## Goal
In the material below, find every line with "único" and pull it out.

************

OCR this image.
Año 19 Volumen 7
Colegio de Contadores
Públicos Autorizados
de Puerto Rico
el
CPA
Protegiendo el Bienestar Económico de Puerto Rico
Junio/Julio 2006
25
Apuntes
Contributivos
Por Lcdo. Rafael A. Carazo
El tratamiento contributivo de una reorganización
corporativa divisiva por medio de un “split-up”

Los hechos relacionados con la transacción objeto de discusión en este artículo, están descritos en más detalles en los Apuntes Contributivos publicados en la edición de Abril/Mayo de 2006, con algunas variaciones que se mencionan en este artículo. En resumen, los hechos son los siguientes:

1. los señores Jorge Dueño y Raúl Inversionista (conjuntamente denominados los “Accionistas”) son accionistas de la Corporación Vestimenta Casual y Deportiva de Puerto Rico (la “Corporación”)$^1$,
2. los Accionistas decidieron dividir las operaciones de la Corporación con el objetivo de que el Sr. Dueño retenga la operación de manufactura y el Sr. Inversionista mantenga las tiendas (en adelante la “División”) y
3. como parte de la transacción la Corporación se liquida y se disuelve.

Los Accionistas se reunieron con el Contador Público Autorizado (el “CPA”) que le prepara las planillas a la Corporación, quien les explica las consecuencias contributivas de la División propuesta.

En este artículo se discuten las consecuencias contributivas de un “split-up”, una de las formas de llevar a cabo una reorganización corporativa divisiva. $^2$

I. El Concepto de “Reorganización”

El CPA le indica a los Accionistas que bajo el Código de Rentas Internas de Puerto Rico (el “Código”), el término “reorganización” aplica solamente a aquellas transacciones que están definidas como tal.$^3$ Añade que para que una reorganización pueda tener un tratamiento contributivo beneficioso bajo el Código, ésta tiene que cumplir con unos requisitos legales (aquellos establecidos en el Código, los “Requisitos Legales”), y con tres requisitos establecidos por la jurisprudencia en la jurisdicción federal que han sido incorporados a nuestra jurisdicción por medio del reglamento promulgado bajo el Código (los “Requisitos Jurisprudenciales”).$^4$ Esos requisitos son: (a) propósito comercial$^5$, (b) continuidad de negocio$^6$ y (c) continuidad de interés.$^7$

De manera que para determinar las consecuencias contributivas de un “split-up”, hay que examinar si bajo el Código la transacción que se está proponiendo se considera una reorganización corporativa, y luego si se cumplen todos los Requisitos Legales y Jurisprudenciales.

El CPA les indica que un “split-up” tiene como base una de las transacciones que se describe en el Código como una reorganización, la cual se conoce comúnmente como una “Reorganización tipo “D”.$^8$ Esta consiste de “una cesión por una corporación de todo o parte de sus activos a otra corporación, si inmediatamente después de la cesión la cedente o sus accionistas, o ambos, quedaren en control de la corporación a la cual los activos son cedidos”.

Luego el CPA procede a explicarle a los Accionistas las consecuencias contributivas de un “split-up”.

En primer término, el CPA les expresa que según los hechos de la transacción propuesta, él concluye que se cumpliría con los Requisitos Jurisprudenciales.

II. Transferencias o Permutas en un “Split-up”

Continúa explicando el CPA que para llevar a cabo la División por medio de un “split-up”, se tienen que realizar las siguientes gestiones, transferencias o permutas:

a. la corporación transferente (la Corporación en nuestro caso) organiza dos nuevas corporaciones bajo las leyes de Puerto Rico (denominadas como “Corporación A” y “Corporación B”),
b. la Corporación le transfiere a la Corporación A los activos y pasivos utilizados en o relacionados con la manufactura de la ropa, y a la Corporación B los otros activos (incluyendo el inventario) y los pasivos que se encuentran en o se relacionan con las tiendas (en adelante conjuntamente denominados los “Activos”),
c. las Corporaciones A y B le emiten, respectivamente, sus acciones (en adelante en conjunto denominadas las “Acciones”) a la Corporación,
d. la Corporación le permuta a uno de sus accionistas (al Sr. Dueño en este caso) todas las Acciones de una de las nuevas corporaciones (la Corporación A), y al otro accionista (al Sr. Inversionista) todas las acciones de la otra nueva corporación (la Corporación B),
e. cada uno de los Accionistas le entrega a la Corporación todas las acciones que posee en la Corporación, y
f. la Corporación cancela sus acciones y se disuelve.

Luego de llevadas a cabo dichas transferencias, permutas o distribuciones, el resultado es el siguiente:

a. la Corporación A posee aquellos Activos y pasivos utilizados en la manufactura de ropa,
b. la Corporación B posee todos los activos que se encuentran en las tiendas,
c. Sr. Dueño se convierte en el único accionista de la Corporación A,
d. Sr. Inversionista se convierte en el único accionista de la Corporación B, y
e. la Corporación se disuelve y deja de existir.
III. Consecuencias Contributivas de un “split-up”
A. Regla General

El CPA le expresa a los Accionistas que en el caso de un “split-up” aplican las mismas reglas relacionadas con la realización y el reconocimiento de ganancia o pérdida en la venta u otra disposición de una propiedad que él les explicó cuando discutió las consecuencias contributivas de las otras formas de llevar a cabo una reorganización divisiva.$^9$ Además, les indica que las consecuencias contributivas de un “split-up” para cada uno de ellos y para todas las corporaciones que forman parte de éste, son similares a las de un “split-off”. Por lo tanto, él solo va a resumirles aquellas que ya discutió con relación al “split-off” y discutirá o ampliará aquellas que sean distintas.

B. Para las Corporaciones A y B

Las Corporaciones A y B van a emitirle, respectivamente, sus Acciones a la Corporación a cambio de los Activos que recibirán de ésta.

************

## Final result
c. Sr. Dueño se convierte en el único accionista de la Corporación A,
d. Sr. Inversionista se convierte en el único accionista de la Corporación B, y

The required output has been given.